Given records:
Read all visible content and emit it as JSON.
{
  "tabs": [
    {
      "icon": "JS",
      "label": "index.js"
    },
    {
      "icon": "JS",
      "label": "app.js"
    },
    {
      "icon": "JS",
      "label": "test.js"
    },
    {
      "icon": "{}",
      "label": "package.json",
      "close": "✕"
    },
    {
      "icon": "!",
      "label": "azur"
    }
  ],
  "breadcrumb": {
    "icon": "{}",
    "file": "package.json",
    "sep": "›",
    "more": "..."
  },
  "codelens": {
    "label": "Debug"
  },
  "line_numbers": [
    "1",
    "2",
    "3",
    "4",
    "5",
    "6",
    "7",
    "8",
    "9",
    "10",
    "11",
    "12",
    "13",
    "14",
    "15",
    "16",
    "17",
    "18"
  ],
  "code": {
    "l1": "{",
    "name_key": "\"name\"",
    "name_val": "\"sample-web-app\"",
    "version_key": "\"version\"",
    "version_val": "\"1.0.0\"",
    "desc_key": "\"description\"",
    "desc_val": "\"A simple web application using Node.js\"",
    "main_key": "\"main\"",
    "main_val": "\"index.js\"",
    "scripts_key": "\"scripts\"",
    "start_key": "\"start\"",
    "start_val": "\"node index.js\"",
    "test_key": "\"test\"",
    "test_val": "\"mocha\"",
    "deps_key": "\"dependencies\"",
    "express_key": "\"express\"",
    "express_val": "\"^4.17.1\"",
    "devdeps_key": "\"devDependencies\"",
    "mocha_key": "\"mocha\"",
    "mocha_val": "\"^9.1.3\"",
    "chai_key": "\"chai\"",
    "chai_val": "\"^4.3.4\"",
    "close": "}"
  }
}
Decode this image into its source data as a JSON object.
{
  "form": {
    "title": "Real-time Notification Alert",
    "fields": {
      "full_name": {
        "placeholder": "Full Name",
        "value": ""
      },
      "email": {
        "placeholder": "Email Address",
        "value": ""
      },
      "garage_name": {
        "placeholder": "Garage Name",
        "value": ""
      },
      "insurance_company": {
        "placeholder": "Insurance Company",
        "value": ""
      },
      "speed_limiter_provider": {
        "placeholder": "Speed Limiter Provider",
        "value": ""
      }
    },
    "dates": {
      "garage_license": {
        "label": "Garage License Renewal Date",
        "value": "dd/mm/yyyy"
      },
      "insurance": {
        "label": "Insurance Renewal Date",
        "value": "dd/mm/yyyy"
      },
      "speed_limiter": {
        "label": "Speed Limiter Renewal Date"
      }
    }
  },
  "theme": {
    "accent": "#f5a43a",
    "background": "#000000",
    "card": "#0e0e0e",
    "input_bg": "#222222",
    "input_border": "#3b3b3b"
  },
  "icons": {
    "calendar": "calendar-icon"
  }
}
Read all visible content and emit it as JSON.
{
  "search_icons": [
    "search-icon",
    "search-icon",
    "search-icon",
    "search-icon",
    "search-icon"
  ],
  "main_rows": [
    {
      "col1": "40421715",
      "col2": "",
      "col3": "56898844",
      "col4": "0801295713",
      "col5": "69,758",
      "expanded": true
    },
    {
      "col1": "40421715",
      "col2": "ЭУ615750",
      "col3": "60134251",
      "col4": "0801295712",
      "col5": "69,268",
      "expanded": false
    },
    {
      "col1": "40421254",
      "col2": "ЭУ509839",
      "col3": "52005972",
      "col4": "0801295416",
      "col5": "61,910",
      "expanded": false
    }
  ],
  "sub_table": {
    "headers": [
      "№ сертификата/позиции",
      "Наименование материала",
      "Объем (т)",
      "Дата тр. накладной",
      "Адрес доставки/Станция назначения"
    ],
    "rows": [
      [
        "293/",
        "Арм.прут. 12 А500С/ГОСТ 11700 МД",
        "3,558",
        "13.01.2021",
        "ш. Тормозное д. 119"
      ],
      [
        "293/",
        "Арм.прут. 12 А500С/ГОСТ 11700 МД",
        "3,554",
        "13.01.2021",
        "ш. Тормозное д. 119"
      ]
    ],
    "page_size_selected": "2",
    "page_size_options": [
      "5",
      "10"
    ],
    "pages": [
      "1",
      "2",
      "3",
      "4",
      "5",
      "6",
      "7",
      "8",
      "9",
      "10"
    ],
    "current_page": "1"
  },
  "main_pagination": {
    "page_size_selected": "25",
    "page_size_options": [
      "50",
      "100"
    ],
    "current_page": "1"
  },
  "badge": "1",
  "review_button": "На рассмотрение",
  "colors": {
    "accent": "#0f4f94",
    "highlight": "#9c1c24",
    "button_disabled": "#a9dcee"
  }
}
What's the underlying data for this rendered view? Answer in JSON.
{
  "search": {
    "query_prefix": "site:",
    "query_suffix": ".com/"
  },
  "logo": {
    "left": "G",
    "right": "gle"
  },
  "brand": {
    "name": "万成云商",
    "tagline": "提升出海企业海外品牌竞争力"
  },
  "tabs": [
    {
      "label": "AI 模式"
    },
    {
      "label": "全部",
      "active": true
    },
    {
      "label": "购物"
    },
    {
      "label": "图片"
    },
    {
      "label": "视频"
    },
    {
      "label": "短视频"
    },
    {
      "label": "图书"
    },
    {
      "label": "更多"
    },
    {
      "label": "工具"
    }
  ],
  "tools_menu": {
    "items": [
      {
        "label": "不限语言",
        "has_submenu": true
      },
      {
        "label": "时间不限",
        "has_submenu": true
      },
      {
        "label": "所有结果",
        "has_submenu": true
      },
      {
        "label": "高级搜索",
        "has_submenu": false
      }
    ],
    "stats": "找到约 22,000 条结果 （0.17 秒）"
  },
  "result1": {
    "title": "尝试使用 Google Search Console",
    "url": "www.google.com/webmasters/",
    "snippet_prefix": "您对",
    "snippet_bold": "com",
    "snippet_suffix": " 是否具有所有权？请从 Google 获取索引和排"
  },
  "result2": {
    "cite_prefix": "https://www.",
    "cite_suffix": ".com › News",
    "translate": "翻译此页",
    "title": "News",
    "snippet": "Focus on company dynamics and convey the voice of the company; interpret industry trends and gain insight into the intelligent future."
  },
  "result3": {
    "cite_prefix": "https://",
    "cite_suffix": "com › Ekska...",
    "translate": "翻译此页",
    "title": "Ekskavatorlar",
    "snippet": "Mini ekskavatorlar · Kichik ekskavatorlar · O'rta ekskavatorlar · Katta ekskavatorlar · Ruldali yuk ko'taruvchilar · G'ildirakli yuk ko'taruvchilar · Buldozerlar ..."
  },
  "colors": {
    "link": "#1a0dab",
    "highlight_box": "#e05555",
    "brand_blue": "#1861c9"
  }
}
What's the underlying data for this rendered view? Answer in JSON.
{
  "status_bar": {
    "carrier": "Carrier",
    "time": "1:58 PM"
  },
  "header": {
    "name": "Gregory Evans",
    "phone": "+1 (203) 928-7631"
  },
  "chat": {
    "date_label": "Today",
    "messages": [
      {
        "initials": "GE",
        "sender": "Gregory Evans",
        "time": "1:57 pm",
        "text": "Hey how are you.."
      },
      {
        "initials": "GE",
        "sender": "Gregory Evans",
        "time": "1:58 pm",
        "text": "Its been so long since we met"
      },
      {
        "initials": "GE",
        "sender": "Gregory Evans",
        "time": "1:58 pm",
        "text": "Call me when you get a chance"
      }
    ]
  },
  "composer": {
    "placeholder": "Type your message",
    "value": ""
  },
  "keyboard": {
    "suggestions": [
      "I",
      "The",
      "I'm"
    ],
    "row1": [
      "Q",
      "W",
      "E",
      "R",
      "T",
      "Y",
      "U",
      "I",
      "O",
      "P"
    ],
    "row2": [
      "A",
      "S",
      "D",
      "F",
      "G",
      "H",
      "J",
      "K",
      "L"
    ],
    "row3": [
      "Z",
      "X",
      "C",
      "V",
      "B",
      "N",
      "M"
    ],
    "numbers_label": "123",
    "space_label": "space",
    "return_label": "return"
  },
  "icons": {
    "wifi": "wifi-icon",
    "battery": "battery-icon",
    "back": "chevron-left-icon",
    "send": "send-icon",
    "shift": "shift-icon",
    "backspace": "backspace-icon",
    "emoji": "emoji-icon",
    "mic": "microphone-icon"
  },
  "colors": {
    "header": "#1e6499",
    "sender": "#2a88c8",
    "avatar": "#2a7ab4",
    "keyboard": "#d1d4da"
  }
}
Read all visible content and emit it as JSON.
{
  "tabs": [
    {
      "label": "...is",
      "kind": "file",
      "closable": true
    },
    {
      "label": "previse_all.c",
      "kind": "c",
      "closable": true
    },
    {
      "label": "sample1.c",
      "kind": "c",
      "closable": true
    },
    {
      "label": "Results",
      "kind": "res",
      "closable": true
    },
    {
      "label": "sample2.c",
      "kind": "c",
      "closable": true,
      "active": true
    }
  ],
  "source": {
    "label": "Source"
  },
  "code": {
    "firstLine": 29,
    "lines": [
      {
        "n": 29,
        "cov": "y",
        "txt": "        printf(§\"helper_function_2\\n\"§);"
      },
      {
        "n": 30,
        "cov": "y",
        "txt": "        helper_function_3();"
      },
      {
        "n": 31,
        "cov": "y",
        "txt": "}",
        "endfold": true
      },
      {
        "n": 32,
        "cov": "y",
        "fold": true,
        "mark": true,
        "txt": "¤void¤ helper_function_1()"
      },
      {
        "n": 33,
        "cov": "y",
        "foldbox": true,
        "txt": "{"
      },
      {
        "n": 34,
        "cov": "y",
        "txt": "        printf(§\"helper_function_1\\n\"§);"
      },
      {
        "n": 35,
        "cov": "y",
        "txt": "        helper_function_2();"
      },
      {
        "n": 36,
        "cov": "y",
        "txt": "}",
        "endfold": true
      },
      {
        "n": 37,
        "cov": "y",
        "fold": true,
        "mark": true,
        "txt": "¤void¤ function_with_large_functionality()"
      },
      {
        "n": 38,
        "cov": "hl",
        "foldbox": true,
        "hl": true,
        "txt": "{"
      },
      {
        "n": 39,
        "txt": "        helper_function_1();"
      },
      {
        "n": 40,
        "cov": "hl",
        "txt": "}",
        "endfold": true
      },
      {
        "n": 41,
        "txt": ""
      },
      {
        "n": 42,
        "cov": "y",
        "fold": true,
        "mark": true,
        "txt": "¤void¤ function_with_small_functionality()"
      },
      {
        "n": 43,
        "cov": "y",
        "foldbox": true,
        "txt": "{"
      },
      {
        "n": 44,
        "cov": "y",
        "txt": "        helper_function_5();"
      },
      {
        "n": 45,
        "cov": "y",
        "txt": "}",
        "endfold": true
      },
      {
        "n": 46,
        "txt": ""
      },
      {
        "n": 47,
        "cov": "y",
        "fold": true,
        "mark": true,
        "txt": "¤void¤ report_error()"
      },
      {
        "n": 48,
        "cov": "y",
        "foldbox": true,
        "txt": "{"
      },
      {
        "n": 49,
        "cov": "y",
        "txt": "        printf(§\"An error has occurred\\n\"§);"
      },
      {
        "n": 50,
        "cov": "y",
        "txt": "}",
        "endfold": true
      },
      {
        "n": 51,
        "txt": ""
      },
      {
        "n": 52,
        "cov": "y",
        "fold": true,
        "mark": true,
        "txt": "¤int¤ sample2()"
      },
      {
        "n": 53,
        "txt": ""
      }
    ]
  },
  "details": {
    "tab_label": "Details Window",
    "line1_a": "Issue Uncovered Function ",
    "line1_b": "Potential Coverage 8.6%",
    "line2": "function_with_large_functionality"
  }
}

Directions: Count every line in the data where the string "placeholder" occurs. Give nothing except the number.

Answer to this task: 6